> **TO DO**
Every line from the one with "What data populates" to the end of the data needs to be copied exactly, and no line before it.

* * * * * * * * *

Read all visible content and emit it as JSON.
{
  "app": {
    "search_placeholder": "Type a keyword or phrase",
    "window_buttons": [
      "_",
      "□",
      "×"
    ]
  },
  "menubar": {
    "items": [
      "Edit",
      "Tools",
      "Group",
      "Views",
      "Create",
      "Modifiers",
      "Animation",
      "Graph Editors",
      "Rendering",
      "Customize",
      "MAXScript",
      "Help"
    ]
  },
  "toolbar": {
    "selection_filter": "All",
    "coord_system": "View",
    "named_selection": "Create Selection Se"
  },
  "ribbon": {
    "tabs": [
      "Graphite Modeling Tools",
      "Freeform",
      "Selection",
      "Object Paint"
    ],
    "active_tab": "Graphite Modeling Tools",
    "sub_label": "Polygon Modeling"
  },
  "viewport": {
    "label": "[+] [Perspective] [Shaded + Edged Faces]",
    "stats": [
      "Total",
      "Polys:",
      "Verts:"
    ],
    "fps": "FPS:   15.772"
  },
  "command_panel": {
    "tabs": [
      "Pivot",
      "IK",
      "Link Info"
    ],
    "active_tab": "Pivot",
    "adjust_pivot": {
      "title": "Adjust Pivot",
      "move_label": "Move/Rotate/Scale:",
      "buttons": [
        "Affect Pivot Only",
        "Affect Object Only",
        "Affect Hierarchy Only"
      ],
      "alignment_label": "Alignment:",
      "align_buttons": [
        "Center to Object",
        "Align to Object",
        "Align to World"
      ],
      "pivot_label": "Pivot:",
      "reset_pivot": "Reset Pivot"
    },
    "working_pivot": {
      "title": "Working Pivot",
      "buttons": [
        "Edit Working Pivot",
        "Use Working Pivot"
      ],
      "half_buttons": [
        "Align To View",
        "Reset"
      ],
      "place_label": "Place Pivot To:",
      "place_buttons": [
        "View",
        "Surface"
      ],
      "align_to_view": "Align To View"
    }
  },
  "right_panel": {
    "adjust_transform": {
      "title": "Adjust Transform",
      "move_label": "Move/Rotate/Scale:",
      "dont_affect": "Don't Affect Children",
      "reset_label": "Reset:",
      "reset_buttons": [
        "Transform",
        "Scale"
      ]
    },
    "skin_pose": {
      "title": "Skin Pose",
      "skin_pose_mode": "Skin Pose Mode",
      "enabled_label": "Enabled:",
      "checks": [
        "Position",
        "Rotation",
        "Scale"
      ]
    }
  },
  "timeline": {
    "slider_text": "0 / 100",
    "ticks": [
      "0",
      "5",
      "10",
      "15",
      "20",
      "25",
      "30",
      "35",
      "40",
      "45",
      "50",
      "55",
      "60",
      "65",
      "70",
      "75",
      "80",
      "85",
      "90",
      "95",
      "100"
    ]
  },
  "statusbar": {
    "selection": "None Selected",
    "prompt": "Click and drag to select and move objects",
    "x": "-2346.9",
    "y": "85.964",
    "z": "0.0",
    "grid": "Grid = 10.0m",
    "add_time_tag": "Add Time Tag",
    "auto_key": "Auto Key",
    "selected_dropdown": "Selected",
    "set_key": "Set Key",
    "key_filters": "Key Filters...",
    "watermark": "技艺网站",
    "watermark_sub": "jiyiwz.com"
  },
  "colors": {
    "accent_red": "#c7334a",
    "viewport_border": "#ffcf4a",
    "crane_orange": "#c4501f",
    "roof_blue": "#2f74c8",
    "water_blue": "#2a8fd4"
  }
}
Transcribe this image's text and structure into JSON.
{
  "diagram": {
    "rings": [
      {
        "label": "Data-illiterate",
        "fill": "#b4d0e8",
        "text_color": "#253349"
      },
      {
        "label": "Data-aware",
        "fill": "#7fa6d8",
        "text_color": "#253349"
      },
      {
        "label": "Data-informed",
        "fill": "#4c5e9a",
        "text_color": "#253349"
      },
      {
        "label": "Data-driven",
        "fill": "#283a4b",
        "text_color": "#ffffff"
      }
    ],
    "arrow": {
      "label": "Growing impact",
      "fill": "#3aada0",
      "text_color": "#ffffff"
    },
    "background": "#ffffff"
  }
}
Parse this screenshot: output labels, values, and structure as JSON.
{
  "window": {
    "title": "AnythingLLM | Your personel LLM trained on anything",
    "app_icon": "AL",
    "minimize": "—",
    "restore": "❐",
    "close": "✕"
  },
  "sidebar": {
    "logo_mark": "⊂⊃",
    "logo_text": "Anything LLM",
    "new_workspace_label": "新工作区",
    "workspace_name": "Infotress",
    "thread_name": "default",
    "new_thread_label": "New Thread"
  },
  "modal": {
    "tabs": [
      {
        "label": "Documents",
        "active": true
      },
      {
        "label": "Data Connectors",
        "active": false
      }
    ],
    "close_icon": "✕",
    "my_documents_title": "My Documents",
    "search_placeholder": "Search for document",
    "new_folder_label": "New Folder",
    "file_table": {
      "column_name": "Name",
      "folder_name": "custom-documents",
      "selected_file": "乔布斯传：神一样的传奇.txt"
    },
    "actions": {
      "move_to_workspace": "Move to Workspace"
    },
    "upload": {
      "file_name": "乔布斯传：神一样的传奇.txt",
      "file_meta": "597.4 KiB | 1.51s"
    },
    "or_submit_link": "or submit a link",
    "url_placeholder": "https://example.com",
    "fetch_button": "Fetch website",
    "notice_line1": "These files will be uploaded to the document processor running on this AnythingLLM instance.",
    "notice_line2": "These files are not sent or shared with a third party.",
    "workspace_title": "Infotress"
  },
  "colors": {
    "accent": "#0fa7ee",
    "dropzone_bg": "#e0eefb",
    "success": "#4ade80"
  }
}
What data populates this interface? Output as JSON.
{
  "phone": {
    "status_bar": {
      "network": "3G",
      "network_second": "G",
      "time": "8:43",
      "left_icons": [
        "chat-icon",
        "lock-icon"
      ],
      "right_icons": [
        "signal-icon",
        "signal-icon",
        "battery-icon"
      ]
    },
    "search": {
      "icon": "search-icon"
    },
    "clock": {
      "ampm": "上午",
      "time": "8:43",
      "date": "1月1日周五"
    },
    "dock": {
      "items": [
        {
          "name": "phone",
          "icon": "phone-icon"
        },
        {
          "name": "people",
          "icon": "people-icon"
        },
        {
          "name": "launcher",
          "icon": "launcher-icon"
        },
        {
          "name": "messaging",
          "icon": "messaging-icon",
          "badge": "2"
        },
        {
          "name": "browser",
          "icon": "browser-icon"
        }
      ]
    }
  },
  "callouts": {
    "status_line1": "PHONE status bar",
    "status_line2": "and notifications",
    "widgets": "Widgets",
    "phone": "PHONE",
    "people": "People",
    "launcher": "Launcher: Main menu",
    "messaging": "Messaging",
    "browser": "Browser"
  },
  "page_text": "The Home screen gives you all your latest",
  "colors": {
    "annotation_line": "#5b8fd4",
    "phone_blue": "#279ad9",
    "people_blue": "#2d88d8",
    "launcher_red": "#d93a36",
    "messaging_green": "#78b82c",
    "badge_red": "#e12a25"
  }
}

* * * * * * * * *

> **REPLY TO THE EXERCISE**
What data populates this interface? Output as JSON.
{
  "phone": {
    "status_bar": {
      "network": "3G",
      "network_second": "G",
      "time": "8:43",
      "left_icons": [
        "chat-icon",
        "lock-icon"
      ],
      "right_icons": [
        "signal-icon",
        "signal-icon",
        "battery-icon"
      ]
    },
    "search": {
      "icon": "search-icon"
    },
    "clock": {
      "ampm": "上午",
      "time": "8:43",
      "date": "1月1日周五"
    },
    "dock": {
      "items": [
        {
          "name": "phone",
          "icon": "phone-icon"
        },
        {
          "name": "people",
          "icon": "people-icon"
        },
        {
          "name": "launcher",
          "icon": "launcher-icon"
        },
        {
          "name": "messaging",
          "icon": "messaging-icon",
          "badge": "2"
        },
        {
          "name": "browser",
          "icon": "browser-icon"
        }
      ]
    }
  },
  "callouts": {
    "status_line1": "PHONE status bar",
    "status_line2": "and notifications",
    "widgets": "Widgets",
    "phone": "PHONE",
    "people": "People",
    "launcher": "Launcher: Main menu",
    "messaging": "Messaging",
    "browser": "Browser"
  },
  "page_text": "The Home screen gives you all your latest",
  "colors": {
    "annotation_line": "#5b8fd4",
    "phone_blue": "#279ad9",
    "people_blue": "#2d88d8",
    "launcher_red": "#d93a36",
    "messaging_green": "#78b82c",
    "badge_red": "#e12a25"
  }
}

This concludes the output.